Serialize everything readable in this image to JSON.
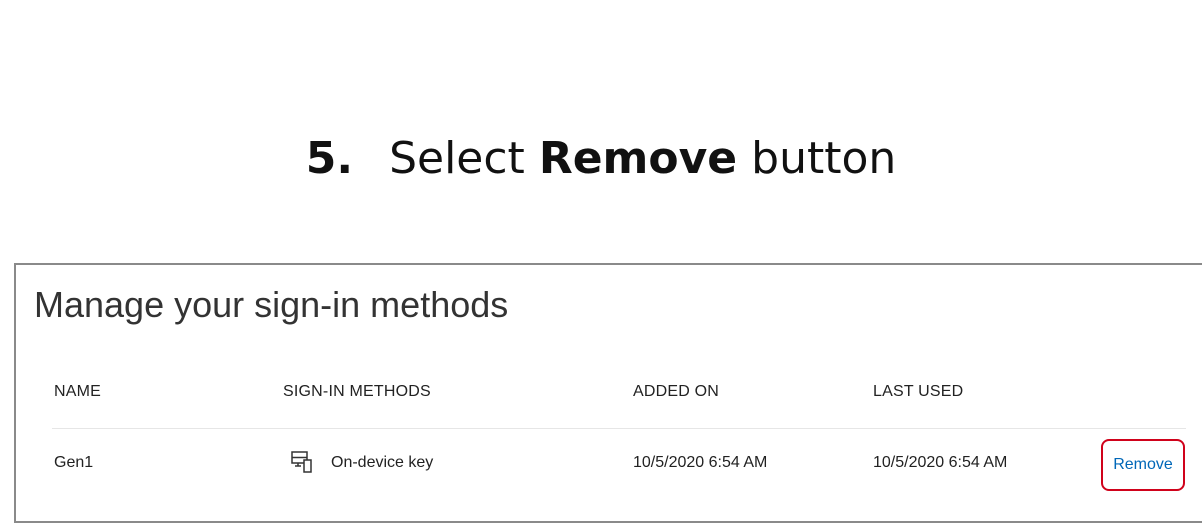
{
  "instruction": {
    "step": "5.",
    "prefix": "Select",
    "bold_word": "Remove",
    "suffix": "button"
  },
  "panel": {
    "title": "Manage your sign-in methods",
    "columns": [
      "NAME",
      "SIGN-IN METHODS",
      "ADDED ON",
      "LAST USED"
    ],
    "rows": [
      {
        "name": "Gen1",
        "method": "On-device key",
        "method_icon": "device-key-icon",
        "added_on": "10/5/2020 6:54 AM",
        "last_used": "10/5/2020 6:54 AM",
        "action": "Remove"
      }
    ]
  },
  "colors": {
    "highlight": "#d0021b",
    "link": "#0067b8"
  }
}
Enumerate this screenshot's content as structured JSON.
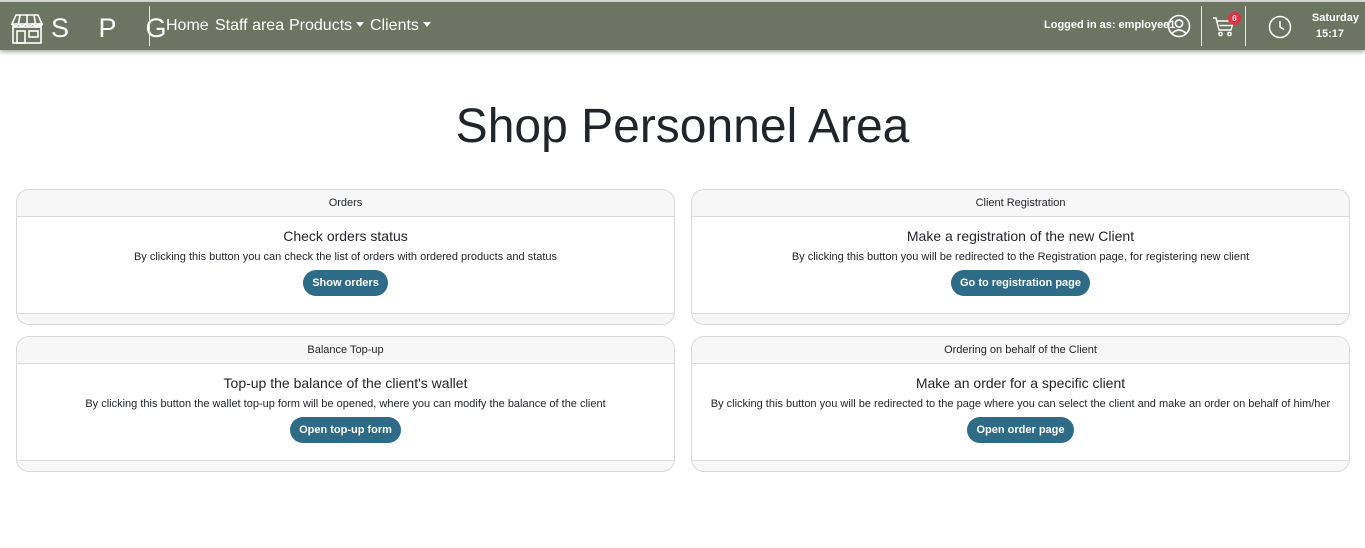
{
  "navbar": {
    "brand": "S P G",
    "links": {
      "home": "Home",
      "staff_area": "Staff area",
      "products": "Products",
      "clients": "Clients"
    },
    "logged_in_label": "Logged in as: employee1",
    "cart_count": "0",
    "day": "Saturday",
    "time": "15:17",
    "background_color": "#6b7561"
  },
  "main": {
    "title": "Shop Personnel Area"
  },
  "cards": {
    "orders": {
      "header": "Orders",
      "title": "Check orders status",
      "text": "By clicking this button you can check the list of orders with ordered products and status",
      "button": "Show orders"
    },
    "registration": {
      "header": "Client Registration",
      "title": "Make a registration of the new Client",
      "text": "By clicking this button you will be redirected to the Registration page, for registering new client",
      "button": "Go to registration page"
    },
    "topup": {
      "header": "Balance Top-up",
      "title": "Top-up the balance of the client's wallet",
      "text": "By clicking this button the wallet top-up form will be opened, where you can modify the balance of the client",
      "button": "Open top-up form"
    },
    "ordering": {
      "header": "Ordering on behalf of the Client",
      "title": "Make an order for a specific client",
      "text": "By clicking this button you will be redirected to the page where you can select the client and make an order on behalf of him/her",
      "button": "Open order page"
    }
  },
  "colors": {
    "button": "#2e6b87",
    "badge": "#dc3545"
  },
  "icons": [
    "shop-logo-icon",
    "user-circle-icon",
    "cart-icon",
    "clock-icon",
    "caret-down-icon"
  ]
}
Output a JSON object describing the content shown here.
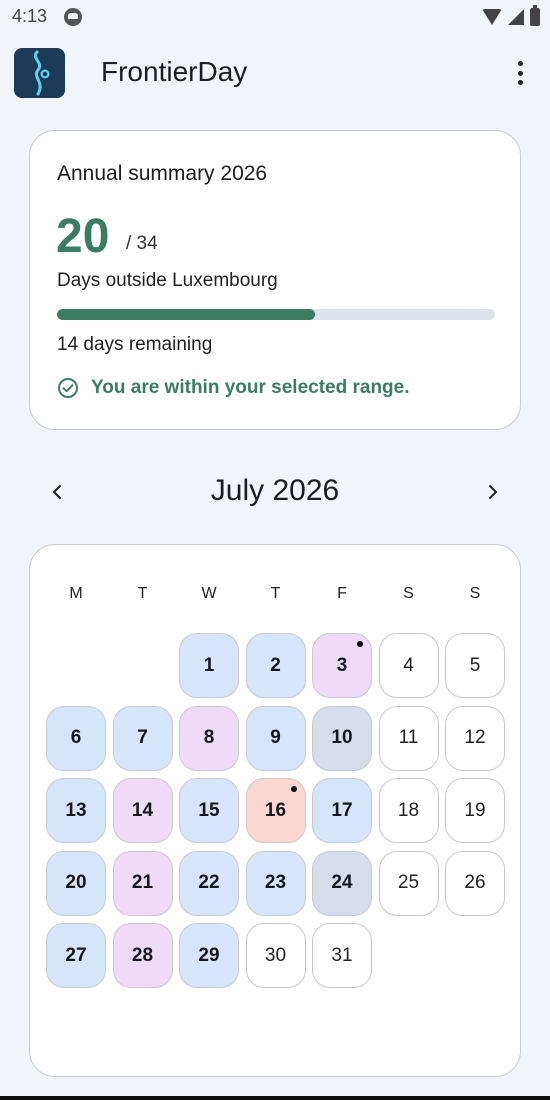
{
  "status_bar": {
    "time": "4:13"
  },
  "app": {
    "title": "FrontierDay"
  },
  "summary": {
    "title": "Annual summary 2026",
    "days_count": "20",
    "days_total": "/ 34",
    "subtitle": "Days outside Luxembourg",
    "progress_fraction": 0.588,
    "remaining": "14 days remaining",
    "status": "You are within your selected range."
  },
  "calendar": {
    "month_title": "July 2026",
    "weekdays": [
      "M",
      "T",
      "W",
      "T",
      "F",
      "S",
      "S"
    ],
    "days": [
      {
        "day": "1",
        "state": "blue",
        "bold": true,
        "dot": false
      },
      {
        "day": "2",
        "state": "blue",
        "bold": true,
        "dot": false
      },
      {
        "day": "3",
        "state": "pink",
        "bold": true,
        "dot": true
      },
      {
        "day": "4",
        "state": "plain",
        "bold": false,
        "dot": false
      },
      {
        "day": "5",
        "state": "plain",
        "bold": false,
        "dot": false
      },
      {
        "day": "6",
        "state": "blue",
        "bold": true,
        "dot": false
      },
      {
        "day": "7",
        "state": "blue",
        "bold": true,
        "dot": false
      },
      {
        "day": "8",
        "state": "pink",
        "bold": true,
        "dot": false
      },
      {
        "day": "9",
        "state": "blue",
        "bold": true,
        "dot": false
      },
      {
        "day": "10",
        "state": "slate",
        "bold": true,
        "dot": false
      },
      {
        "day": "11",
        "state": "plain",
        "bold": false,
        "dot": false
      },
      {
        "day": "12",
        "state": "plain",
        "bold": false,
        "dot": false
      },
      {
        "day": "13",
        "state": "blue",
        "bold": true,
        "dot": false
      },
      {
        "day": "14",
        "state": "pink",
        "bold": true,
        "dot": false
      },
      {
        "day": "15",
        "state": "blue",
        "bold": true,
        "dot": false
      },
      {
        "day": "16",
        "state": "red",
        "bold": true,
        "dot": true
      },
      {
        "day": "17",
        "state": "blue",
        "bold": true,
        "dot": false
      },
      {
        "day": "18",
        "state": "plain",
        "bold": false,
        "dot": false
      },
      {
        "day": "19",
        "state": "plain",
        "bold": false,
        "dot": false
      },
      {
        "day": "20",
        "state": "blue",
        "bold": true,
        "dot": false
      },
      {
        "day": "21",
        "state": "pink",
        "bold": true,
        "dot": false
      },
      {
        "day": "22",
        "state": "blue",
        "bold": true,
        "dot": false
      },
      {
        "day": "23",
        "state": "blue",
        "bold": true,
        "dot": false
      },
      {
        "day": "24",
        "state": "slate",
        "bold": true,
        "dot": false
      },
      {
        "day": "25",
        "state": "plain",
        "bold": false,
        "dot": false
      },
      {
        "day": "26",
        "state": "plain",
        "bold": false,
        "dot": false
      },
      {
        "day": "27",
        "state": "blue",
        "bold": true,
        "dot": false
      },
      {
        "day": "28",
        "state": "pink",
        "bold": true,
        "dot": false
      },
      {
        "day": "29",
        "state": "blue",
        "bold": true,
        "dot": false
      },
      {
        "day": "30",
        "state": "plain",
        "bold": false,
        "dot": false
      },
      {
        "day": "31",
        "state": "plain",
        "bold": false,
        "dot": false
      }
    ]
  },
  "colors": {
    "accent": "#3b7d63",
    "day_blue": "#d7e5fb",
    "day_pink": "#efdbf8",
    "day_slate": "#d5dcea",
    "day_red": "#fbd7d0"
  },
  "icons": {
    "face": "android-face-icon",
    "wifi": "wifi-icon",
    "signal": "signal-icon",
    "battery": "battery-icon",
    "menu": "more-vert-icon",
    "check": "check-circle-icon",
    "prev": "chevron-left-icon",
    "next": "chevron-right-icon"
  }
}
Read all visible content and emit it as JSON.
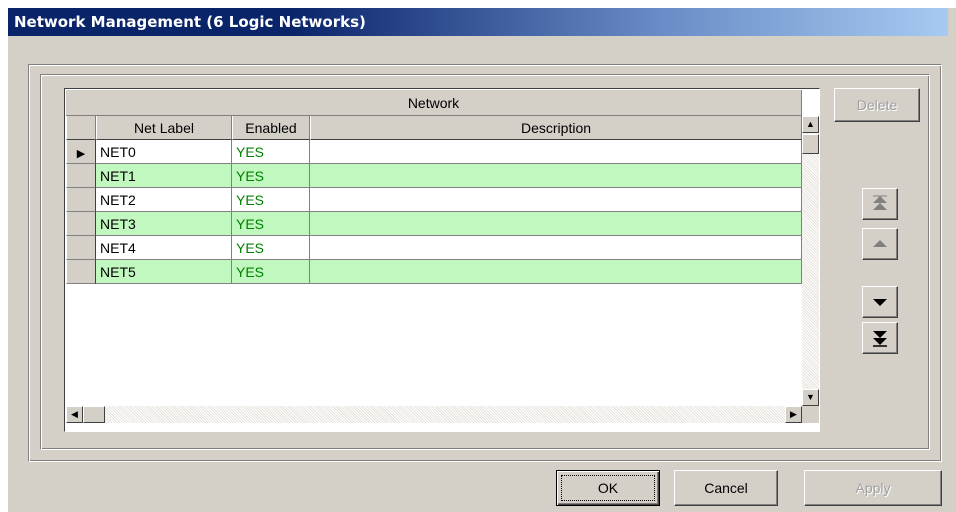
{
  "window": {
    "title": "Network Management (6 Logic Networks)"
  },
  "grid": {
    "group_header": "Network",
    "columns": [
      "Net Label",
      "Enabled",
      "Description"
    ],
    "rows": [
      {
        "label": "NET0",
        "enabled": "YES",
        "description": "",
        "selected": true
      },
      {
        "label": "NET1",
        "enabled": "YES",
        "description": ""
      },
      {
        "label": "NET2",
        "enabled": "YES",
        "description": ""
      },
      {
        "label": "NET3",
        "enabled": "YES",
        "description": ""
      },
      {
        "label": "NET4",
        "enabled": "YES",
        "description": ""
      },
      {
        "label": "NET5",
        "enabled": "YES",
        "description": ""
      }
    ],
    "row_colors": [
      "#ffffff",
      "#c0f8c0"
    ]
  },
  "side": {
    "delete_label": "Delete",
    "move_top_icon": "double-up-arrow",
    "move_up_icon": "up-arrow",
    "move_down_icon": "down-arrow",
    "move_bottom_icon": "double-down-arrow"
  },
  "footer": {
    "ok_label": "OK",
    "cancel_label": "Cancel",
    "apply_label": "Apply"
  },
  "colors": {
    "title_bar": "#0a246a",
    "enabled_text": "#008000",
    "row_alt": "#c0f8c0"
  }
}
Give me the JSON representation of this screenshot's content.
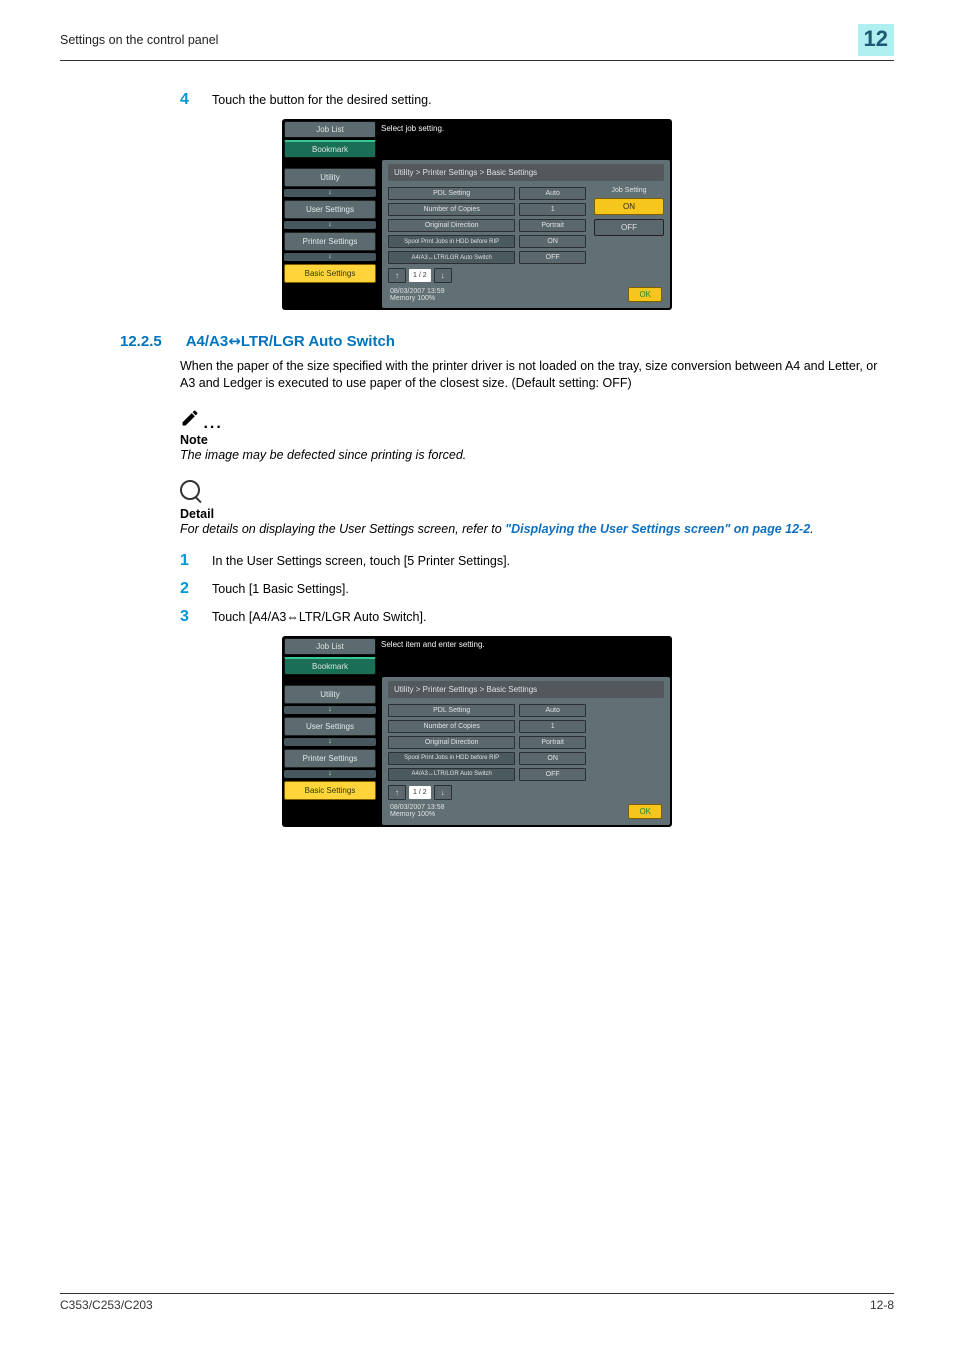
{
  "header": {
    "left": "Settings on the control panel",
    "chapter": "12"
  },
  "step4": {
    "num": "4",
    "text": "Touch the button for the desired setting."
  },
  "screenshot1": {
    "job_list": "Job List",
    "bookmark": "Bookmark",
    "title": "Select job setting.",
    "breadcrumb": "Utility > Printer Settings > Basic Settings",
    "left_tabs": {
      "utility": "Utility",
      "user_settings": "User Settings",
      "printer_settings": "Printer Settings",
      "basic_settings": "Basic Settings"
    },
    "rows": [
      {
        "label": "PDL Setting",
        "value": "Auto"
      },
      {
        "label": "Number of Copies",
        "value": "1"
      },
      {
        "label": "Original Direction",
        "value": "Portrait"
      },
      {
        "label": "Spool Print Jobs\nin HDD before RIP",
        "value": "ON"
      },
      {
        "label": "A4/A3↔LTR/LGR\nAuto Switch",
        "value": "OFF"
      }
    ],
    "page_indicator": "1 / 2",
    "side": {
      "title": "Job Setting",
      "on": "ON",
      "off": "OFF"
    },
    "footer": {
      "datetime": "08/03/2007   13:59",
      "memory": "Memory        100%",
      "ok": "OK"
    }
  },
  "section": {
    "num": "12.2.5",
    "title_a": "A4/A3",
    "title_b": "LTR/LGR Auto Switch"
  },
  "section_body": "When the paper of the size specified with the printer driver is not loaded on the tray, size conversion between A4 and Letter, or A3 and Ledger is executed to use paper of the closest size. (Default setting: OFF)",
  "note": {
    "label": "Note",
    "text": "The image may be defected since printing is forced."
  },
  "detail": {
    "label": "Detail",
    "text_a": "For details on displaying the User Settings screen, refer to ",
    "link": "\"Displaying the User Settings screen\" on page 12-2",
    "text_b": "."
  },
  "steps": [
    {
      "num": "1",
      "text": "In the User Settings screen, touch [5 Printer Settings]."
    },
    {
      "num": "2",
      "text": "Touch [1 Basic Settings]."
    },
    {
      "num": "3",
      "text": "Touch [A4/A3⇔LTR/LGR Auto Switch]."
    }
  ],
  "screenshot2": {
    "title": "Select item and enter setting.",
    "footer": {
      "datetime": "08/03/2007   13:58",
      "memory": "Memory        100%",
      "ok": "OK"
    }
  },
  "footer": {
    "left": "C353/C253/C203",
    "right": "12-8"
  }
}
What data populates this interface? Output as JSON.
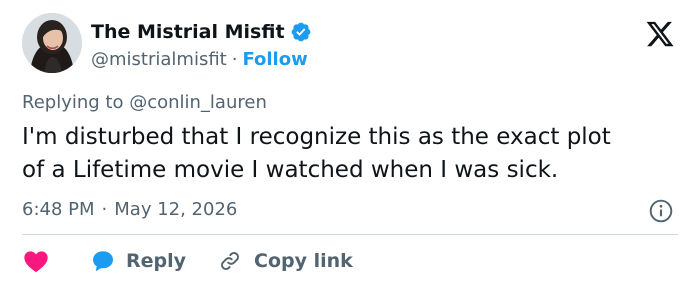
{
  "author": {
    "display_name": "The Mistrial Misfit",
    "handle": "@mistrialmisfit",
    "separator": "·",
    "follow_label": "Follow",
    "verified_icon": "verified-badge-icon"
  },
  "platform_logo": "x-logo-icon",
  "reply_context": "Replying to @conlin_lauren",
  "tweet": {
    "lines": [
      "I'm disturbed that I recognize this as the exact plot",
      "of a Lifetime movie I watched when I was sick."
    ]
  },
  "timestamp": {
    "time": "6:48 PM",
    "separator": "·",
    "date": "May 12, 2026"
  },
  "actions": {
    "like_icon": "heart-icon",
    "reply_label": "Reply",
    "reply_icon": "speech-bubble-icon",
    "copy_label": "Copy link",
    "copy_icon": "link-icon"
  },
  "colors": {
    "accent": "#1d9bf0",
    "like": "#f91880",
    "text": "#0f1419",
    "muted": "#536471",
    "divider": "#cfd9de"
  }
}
- - - -
◆ Task directions
In the entries above, identify every line with the word "will". Copy those lines.

◆ Solution for this exercise
      "text": "By clicking this button you will be redirected to the Registration page, for registering new client",
      "text": "By clicking this button the wallet top-up form will be opened, where you can modify the balance of the client",
      "text": "By clicking this button you will be redirected to the page where you can select the client and make an order on behalf of him/her",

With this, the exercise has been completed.